====== SUPPLIED RECORDS

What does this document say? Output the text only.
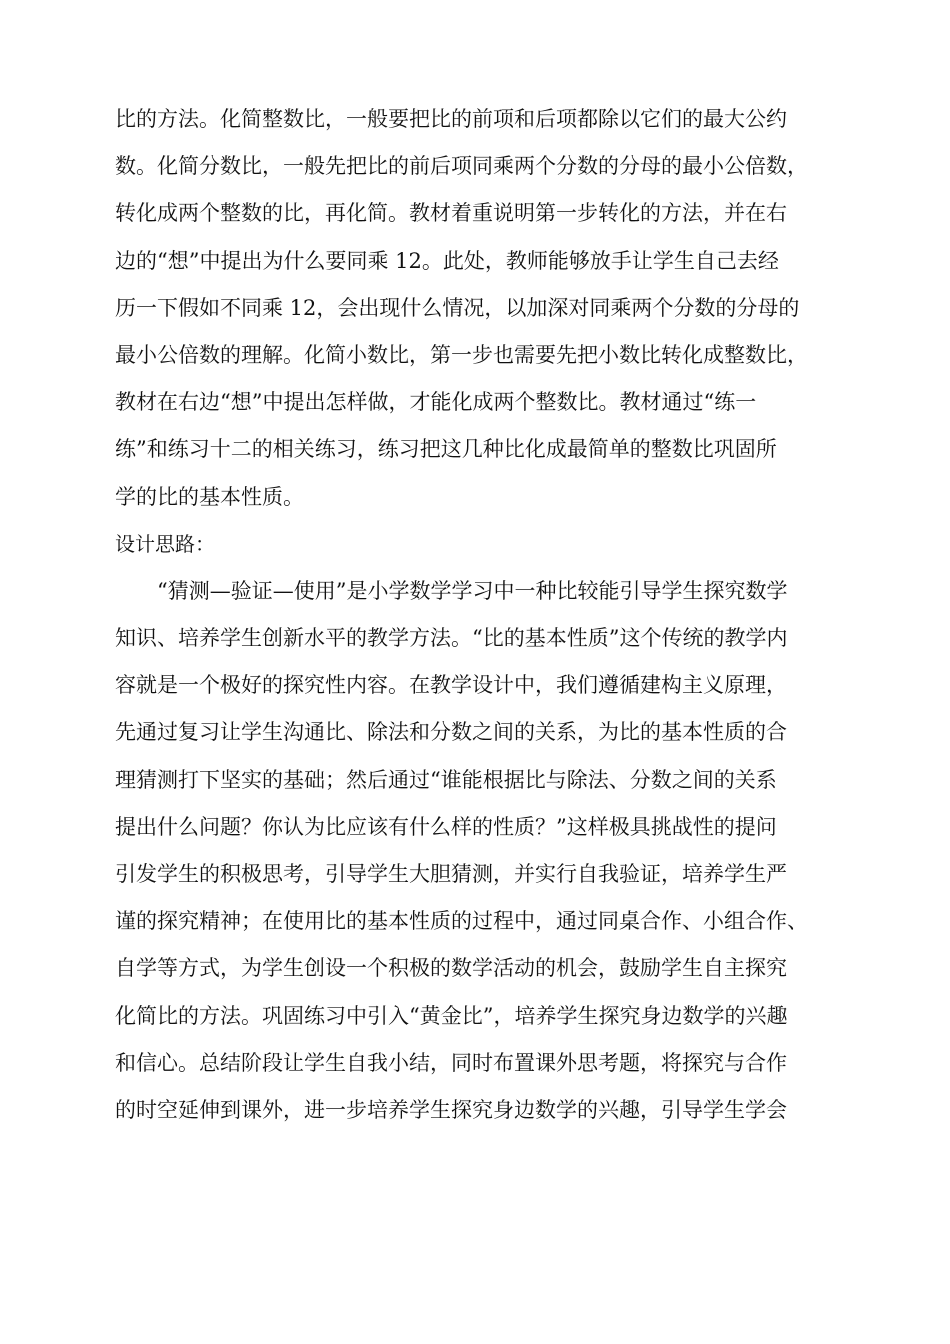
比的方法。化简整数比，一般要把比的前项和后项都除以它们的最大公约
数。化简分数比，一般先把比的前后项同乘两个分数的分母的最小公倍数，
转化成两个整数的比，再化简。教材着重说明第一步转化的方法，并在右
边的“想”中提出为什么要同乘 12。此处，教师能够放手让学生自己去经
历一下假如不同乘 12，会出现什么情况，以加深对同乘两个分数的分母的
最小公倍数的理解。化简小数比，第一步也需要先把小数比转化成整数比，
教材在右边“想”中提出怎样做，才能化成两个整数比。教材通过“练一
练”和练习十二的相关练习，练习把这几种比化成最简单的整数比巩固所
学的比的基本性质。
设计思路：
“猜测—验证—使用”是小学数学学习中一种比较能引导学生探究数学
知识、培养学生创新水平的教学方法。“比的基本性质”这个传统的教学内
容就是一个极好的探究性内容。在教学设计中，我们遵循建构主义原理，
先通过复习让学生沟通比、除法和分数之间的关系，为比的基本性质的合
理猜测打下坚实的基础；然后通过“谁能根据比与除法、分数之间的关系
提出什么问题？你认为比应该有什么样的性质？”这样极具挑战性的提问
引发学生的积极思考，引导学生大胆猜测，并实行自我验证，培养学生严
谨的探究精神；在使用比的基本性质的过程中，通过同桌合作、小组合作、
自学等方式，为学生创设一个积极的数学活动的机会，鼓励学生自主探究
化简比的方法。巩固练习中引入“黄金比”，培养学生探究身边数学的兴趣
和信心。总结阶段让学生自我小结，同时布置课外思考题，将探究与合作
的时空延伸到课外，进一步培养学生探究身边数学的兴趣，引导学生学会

============

■ PROBLEM DESCRIPTION
Make an exact copy of the whole listing, but don't bring over any pictures.

■ RESULT OF THE EXERCISE
What does this document say? Output the text only.
比的方法。化简整数比，一般要把比的前项和后项都除以它们的最大公约
数。化简分数比，一般先把比的前后项同乘两个分数的分母的最小公倍数，
转化成两个整数的比，再化简。教材着重说明第一步转化的方法，并在右
边的“想”中提出为什么要同乘 12。此处，教师能够放手让学生自己去经
历一下假如不同乘 12，会出现什么情况，以加深对同乘两个分数的分母的
最小公倍数的理解。化简小数比，第一步也需要先把小数比转化成整数比，
教材在右边“想”中提出怎样做，才能化成两个整数比。教材通过“练一
练”和练习十二的相关练习，练习把这几种比化成最简单的整数比巩固所
学的比的基本性质。
设计思路：
“猜测—验证—使用”是小学数学学习中一种比较能引导学生探究数学
知识、培养学生创新水平的教学方法。“比的基本性质”这个传统的教学内
容就是一个极好的探究性内容。在教学设计中，我们遵循建构主义原理，
先通过复习让学生沟通比、除法和分数之间的关系，为比的基本性质的合
理猜测打下坚实的基础；然后通过“谁能根据比与除法、分数之间的关系
提出什么问题？你认为比应该有什么样的性质？”这样极具挑战性的提问
引发学生的积极思考，引导学生大胆猜测，并实行自我验证，培养学生严
谨的探究精神；在使用比的基本性质的过程中，通过同桌合作、小组合作、
自学等方式，为学生创设一个积极的数学活动的机会，鼓励学生自主探究
化简比的方法。巩固练习中引入“黄金比”，培养学生探究身边数学的兴趣
和信心。总结阶段让学生自我小结，同时布置课外思考题，将探究与合作
的时空延伸到课外，进一步培养学生探究身边数学的兴趣，引导学生学会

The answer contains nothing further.